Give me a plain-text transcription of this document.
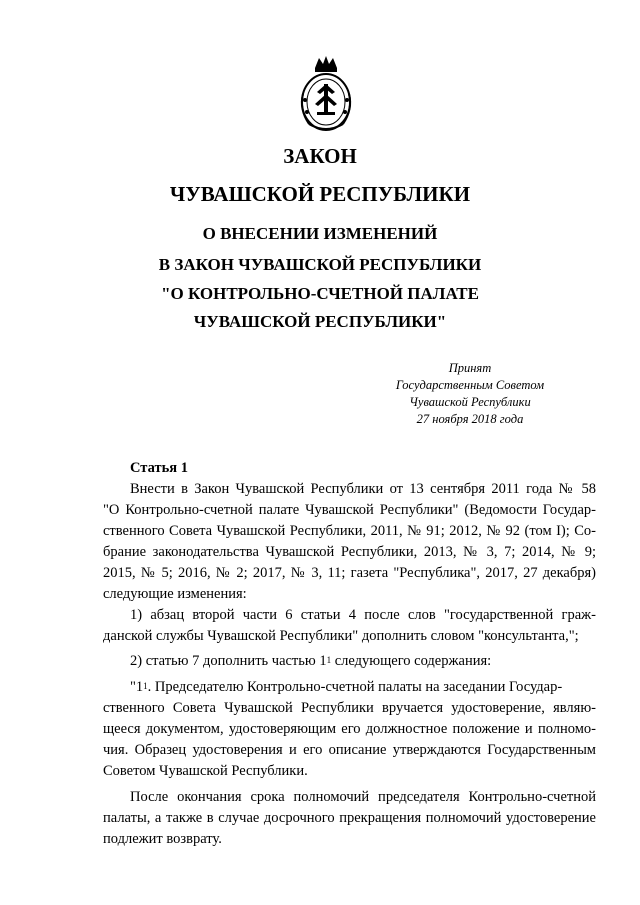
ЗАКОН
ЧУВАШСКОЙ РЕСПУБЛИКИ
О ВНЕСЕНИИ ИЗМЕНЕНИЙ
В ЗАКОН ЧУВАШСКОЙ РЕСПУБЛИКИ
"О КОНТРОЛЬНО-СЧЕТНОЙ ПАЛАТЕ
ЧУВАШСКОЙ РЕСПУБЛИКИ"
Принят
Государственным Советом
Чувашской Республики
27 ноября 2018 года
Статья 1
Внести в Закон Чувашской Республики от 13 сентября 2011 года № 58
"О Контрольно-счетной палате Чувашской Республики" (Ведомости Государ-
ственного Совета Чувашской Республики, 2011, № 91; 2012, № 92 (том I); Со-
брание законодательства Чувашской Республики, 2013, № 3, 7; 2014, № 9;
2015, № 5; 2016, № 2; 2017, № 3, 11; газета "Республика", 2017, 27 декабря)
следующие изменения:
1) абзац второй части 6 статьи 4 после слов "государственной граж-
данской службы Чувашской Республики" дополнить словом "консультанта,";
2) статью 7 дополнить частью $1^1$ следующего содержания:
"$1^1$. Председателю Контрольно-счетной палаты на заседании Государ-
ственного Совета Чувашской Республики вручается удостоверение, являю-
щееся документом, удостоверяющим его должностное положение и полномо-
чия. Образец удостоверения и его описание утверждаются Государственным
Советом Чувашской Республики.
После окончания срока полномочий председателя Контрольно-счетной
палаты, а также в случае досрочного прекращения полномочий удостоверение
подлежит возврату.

--

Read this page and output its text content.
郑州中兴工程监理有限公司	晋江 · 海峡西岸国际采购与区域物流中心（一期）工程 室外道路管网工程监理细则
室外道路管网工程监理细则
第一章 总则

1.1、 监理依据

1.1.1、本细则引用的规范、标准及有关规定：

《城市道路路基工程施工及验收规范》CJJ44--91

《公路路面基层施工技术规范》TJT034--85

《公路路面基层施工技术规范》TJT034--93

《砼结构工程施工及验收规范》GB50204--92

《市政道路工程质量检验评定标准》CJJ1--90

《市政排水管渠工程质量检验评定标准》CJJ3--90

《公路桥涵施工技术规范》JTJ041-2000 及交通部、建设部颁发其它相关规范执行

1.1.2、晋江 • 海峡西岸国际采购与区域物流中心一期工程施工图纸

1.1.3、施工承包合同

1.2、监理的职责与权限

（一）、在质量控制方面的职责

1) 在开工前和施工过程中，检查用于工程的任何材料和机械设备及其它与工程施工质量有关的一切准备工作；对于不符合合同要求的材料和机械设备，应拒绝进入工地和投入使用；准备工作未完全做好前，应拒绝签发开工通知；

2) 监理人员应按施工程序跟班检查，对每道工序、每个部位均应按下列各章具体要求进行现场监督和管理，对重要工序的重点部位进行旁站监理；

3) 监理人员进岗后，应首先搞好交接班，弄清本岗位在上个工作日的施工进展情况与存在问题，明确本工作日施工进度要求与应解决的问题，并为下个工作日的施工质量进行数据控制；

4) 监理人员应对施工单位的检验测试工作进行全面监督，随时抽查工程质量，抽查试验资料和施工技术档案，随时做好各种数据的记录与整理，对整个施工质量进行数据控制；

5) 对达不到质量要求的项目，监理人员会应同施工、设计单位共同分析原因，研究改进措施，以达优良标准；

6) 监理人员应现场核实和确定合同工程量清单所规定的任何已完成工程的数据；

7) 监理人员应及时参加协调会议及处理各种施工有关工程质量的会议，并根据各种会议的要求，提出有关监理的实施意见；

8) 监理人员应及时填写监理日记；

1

▶ [WHAT THE TASK ASKS]:
Filter the entries down to the lines containing "室外道路管网工程监理细则". Copy each of those lines.

▶ [FINAL ANSWER]:
郑州中兴工程监理有限公司	晋江 · 海峡西岸国际采购与区域物流中心（一期）工程 室外道路管网工程监理细则
室外道路管网工程监理细则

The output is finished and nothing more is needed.